::: Supplied entries

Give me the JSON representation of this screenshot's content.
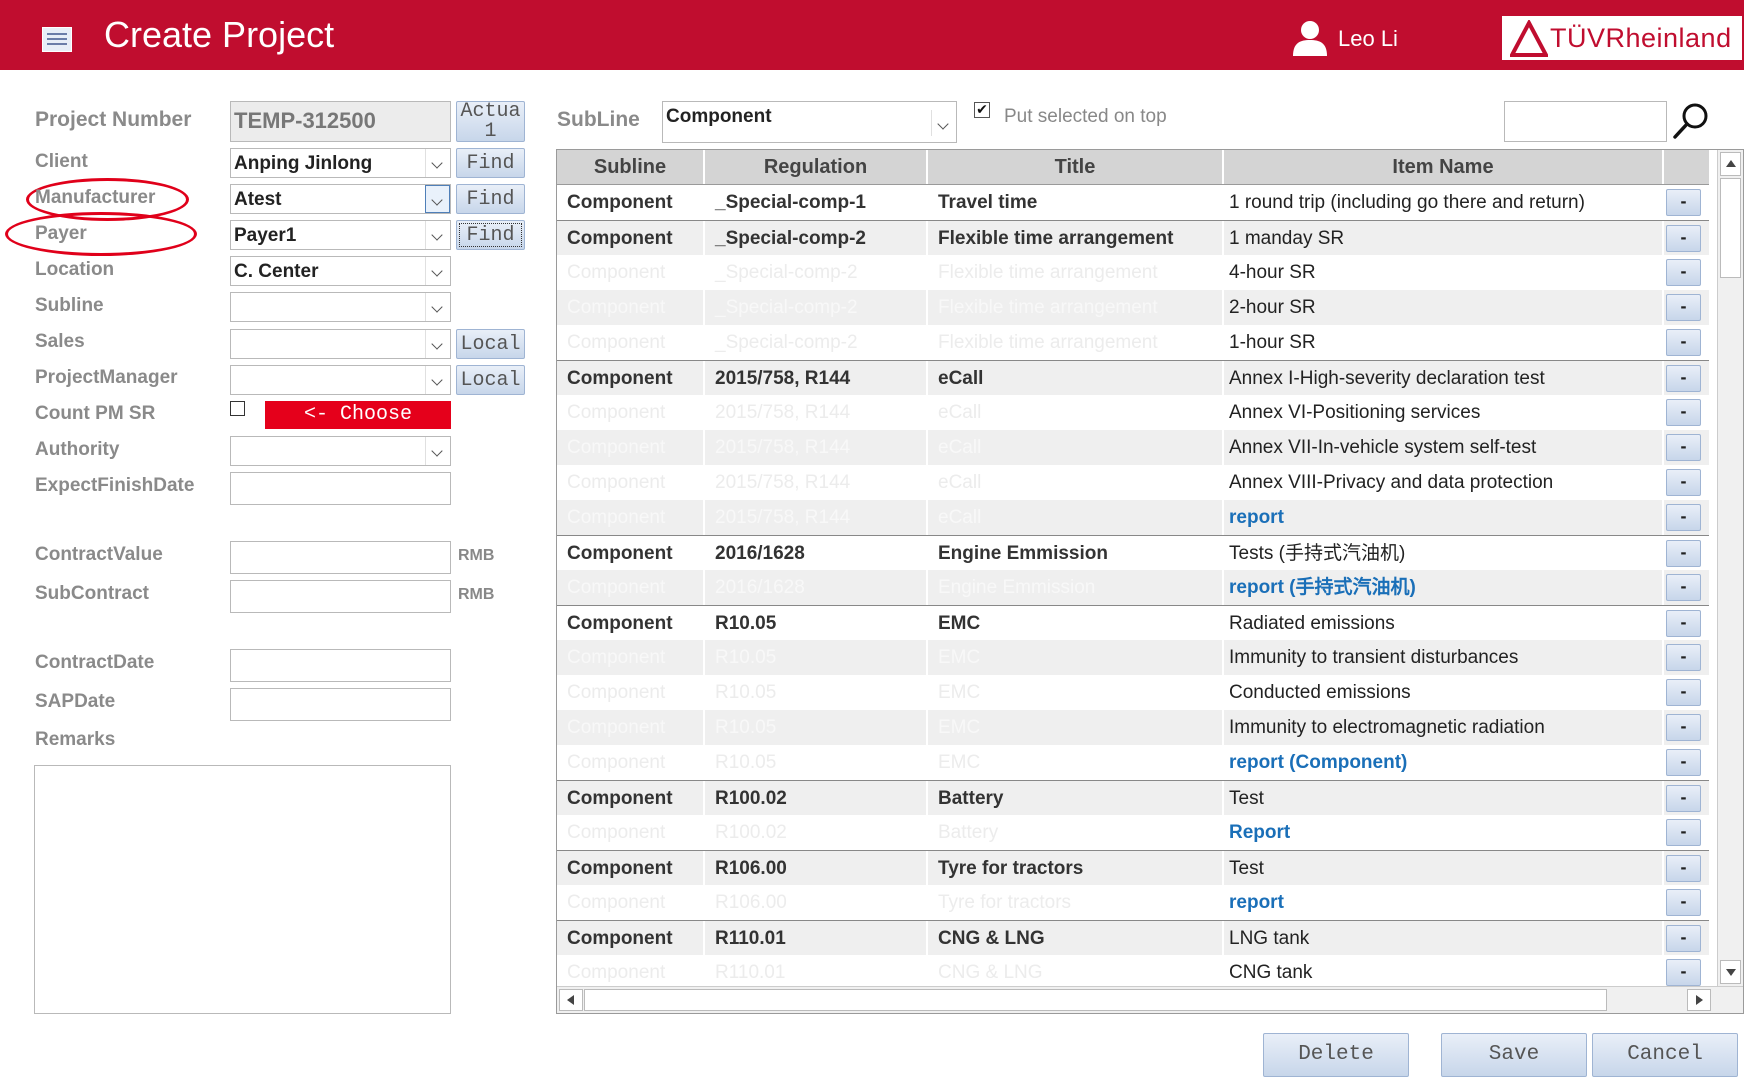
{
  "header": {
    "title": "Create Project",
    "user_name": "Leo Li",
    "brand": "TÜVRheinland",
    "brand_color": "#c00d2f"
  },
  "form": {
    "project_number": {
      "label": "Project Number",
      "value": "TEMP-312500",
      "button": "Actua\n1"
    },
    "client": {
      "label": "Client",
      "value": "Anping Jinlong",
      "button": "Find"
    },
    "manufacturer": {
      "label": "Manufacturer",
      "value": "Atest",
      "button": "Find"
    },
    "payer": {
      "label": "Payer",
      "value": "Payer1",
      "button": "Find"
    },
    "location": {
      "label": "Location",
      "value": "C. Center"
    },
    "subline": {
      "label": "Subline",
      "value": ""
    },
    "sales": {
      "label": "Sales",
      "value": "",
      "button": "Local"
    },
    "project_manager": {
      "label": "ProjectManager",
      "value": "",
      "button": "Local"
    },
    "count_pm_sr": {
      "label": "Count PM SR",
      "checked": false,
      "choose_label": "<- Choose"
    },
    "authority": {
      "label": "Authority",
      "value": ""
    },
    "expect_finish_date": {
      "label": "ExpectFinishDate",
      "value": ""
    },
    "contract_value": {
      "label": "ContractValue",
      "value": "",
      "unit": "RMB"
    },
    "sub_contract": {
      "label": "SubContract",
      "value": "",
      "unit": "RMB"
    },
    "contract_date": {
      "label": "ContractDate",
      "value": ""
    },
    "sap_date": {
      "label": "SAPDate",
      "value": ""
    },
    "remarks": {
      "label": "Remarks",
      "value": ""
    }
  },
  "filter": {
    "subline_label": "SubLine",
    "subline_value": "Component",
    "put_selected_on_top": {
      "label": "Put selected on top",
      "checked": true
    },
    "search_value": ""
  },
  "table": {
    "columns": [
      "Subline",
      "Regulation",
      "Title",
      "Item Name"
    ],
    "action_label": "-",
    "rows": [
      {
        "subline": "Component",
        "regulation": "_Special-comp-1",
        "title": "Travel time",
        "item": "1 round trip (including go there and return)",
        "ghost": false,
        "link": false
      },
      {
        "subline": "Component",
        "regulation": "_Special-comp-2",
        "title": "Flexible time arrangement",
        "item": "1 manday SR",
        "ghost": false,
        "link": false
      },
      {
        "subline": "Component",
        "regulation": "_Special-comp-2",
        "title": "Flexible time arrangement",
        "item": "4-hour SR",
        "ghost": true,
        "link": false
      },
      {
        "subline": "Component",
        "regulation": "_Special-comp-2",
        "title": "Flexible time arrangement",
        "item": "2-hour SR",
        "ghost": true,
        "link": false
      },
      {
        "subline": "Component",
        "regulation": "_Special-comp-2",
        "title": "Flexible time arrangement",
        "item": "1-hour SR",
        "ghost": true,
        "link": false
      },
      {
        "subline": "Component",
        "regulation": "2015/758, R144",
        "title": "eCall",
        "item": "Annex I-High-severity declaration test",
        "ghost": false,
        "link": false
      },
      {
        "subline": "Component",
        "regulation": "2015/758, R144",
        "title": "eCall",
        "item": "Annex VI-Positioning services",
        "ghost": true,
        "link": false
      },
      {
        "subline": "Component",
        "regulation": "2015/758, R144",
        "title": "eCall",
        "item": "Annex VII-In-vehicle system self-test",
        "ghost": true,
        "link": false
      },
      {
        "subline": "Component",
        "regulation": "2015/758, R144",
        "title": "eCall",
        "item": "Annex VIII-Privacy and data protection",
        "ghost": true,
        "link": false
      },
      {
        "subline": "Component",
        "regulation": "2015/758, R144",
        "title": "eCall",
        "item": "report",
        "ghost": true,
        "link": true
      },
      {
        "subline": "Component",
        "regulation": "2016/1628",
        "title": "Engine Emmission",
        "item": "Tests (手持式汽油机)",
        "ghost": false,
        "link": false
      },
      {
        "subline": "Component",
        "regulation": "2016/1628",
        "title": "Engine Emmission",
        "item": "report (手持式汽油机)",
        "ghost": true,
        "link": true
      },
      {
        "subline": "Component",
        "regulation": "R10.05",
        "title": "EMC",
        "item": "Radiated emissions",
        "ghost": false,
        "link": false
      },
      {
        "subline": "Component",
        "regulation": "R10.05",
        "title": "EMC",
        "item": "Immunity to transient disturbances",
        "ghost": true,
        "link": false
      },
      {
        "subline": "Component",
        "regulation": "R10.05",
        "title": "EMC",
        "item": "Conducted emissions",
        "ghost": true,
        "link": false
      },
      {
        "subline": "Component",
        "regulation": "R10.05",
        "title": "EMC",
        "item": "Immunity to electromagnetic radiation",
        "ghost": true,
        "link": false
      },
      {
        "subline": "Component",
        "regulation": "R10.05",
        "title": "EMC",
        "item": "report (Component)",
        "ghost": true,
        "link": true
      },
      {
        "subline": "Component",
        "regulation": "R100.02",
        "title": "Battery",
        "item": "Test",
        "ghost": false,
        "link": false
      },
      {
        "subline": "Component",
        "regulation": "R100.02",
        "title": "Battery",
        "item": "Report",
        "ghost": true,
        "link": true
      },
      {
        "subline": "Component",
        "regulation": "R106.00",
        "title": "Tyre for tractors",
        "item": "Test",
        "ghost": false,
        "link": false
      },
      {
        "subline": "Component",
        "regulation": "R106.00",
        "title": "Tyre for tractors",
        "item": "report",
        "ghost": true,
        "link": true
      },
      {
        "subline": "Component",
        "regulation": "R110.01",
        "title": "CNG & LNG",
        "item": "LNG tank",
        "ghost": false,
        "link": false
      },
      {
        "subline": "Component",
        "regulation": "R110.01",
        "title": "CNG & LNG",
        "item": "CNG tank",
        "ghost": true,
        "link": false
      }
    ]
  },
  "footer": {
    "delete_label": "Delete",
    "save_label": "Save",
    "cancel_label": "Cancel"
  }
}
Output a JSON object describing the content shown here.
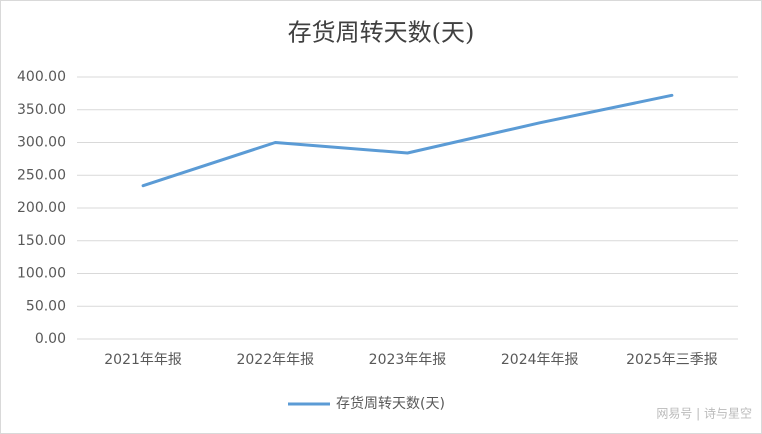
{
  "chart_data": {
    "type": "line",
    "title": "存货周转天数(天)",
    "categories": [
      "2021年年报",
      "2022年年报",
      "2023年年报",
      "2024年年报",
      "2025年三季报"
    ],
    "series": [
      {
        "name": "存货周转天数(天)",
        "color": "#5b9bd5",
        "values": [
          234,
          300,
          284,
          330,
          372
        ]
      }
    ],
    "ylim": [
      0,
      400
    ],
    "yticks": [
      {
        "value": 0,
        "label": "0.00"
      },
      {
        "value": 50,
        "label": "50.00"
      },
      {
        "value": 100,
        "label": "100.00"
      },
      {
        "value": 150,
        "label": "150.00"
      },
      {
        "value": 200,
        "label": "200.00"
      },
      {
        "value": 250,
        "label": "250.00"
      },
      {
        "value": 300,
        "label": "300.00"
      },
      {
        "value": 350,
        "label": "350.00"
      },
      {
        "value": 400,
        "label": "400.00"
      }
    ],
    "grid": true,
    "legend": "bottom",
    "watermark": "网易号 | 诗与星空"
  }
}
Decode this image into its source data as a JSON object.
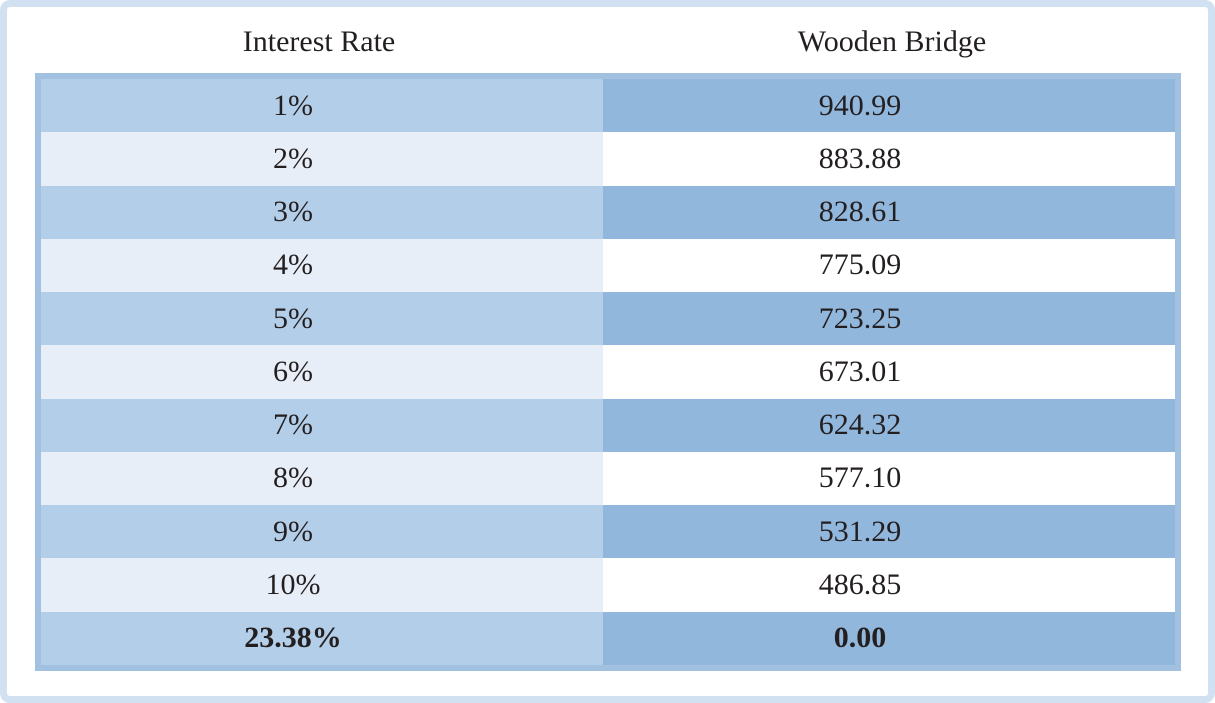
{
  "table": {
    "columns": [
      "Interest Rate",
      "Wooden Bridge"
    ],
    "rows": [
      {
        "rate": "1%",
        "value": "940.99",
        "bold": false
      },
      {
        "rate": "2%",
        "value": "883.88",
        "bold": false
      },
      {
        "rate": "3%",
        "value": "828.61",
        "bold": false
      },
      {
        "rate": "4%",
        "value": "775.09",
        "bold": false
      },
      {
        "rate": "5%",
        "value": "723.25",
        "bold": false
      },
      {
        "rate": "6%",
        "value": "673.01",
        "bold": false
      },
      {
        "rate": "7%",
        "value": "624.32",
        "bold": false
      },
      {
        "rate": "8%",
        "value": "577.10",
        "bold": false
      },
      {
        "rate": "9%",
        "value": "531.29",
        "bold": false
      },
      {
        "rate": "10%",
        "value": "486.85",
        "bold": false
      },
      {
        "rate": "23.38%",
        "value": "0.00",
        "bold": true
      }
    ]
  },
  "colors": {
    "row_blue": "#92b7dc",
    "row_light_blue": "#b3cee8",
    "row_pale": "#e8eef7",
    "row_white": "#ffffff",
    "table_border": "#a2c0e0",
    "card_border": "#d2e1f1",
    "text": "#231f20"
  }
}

::::::

What the task requires: Copy out each line of the entries that holds "emissions".

Written answer:
        "item": "Radiated emissions",
        "item": "Conducted emissions",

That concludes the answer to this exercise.